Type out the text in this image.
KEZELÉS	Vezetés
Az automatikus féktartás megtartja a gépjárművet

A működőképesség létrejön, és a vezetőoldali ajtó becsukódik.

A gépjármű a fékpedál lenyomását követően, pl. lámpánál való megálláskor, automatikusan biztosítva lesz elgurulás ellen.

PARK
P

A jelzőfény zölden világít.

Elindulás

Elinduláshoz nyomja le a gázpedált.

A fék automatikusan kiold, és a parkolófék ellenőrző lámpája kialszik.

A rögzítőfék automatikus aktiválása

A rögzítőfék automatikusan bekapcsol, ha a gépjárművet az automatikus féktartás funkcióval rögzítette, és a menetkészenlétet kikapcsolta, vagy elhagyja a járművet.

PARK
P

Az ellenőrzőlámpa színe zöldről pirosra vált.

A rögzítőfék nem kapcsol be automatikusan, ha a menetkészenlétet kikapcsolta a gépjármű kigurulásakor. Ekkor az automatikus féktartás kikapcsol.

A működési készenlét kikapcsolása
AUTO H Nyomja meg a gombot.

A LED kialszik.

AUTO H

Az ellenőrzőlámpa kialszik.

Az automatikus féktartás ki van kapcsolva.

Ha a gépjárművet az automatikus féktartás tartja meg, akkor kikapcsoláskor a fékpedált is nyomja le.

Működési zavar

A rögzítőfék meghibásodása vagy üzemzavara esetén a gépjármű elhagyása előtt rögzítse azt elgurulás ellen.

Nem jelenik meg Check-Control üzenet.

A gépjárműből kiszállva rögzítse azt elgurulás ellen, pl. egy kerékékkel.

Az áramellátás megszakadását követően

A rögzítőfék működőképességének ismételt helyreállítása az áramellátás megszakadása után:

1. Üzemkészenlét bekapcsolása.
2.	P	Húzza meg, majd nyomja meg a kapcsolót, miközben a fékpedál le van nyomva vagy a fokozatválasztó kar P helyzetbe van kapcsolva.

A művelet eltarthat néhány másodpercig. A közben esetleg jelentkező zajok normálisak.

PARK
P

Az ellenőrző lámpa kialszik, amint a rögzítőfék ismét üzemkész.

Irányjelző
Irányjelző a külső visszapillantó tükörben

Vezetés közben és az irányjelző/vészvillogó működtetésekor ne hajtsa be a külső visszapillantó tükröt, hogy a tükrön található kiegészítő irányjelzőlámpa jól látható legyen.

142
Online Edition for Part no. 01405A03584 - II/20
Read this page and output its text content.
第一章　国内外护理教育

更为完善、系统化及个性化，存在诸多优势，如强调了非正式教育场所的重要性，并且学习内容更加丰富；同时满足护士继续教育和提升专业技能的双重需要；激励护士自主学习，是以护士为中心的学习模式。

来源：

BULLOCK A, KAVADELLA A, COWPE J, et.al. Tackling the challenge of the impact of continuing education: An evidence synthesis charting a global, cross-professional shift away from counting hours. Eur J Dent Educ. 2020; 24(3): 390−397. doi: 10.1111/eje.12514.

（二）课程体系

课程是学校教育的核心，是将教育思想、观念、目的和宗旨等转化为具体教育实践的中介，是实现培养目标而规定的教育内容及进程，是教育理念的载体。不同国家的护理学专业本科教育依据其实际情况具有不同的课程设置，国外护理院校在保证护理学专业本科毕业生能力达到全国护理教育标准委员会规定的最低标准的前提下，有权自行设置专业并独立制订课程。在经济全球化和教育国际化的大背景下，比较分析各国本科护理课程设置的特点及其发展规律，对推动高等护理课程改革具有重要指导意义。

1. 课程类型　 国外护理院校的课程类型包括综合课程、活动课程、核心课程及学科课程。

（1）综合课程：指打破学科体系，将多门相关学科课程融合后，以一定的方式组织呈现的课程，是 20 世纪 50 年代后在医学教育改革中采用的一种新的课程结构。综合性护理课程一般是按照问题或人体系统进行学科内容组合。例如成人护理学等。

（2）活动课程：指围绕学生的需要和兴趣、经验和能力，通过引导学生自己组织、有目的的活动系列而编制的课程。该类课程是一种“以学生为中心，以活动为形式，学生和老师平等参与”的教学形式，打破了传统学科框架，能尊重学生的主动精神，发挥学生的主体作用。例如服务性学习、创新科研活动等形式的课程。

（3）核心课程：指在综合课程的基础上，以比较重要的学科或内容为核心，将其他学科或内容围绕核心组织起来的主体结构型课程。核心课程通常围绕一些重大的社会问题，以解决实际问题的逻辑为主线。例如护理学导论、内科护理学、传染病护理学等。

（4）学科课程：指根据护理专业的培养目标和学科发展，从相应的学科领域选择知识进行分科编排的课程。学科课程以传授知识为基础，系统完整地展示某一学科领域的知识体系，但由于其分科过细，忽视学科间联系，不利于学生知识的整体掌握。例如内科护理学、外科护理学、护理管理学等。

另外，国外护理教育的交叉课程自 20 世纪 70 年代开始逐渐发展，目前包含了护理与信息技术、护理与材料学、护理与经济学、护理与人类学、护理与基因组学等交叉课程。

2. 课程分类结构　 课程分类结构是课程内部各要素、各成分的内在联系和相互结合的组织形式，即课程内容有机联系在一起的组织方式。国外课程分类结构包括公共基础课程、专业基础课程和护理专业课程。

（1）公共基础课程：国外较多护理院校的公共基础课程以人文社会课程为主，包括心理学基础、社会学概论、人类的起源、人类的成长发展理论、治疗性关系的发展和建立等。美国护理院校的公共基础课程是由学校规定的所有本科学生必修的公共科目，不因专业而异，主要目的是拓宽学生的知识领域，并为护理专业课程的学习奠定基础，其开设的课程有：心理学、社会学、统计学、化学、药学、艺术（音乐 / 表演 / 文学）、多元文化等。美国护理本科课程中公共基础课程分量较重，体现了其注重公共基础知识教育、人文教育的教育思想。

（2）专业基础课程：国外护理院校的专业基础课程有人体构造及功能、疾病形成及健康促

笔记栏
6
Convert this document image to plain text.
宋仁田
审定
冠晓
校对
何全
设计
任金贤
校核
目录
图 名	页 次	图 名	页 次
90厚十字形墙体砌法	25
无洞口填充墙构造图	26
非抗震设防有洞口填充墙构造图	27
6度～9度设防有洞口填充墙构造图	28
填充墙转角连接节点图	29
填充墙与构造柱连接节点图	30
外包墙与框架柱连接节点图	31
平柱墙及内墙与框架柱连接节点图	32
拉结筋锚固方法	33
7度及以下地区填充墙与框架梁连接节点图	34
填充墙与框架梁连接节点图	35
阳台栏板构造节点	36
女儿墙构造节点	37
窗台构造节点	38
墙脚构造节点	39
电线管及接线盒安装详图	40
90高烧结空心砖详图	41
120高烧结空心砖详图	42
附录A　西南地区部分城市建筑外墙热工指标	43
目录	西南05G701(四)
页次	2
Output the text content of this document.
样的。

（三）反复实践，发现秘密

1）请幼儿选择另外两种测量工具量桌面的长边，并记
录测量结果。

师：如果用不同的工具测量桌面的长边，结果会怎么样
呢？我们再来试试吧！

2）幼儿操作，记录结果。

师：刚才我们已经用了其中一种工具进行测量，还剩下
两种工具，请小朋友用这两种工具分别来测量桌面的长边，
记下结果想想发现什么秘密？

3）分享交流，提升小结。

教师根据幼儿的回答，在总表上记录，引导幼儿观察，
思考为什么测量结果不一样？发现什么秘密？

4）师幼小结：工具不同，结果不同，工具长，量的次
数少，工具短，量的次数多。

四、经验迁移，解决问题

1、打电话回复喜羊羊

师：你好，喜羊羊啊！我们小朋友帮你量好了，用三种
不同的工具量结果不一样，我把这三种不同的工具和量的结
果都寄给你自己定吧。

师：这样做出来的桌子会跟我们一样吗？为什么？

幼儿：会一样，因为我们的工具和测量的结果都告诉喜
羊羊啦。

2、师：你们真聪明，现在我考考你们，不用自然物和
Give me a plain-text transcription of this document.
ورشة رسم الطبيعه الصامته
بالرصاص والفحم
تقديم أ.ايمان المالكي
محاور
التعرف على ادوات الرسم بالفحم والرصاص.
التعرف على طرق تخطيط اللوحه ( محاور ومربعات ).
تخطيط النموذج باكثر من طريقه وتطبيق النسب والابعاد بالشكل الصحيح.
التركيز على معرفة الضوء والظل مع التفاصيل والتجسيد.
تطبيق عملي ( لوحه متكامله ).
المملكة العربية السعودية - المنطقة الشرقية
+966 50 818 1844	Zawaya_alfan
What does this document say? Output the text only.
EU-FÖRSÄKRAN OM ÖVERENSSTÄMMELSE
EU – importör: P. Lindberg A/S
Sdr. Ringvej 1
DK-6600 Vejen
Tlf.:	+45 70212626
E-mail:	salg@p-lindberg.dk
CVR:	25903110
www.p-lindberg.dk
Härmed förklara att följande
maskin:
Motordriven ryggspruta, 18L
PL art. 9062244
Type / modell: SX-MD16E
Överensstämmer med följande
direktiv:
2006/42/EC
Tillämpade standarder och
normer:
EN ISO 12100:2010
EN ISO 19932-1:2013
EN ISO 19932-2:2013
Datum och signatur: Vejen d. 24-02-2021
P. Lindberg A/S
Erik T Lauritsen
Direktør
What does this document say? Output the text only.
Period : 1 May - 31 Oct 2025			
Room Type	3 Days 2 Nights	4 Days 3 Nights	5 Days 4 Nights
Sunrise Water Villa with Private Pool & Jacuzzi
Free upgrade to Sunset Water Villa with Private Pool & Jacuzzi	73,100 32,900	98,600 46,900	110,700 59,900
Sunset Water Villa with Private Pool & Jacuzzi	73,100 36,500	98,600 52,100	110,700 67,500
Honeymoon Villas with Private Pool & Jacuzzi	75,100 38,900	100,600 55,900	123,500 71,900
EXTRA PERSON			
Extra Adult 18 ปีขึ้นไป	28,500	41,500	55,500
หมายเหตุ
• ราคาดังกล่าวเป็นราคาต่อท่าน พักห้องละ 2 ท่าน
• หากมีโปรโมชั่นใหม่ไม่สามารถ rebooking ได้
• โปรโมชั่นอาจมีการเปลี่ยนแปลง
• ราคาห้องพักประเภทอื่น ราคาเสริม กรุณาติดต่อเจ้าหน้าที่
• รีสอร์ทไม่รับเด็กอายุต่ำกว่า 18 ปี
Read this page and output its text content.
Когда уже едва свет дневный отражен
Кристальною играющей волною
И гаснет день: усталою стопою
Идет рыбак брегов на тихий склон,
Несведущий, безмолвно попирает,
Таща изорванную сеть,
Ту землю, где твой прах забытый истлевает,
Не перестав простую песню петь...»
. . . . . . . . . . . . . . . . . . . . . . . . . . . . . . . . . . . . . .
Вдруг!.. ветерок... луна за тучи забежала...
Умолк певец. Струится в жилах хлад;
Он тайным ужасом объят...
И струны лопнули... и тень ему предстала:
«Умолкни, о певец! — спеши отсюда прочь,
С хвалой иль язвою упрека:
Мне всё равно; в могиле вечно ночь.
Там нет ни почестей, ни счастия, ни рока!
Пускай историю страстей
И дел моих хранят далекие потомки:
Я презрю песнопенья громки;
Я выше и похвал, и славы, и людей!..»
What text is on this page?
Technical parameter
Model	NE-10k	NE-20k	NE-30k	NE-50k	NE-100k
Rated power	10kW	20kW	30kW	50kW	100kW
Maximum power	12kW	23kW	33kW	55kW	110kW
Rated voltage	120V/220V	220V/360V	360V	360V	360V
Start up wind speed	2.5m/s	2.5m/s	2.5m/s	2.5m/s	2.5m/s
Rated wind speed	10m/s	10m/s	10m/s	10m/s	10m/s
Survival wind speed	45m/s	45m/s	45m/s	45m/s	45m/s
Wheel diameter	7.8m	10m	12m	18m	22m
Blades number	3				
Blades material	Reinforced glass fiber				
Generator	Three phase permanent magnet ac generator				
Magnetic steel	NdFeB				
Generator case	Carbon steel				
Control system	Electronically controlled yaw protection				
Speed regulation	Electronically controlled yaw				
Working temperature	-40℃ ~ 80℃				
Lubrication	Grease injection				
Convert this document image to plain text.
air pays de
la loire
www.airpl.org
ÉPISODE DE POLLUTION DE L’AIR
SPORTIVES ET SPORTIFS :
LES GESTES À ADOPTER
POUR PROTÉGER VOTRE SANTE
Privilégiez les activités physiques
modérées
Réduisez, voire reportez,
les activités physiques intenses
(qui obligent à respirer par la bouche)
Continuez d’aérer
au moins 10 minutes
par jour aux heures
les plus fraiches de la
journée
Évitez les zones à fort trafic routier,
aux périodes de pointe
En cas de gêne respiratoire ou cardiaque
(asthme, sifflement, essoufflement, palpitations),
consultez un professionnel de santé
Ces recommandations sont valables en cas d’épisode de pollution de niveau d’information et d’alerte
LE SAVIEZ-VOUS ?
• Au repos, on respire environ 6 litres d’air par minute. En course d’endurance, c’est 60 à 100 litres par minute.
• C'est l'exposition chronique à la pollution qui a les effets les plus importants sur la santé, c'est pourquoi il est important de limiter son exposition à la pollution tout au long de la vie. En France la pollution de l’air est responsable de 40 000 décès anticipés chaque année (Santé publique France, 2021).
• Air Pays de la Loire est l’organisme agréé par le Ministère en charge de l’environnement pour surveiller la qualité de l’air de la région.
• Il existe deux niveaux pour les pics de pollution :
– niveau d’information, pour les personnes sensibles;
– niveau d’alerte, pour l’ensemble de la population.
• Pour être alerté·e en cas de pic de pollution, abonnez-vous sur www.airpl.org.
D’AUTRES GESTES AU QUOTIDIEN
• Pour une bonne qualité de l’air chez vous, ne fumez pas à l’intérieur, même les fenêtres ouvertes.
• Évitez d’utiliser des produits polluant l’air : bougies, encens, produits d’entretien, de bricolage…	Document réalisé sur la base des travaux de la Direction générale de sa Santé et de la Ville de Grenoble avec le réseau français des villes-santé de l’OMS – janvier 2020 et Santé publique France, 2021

┄┄┄┄┄┄┄┄┄┄

Given request —
Scan the data for the word "elgurulás" and copy every line where it shows up.

Full response —
A gépjármű a fékpedál lenyomását követően, pl. lámpánál való megálláskor, automatikusan biztosítva lesz elgurulás ellen.
A rögzítőfék meghibásodása vagy üzemzavara esetén a gépjármű elhagyása előtt rögzítse azt elgurulás ellen.
A gépjárműből kiszállva rögzítse azt elgurulás ellen, pl. egy kerékékkel.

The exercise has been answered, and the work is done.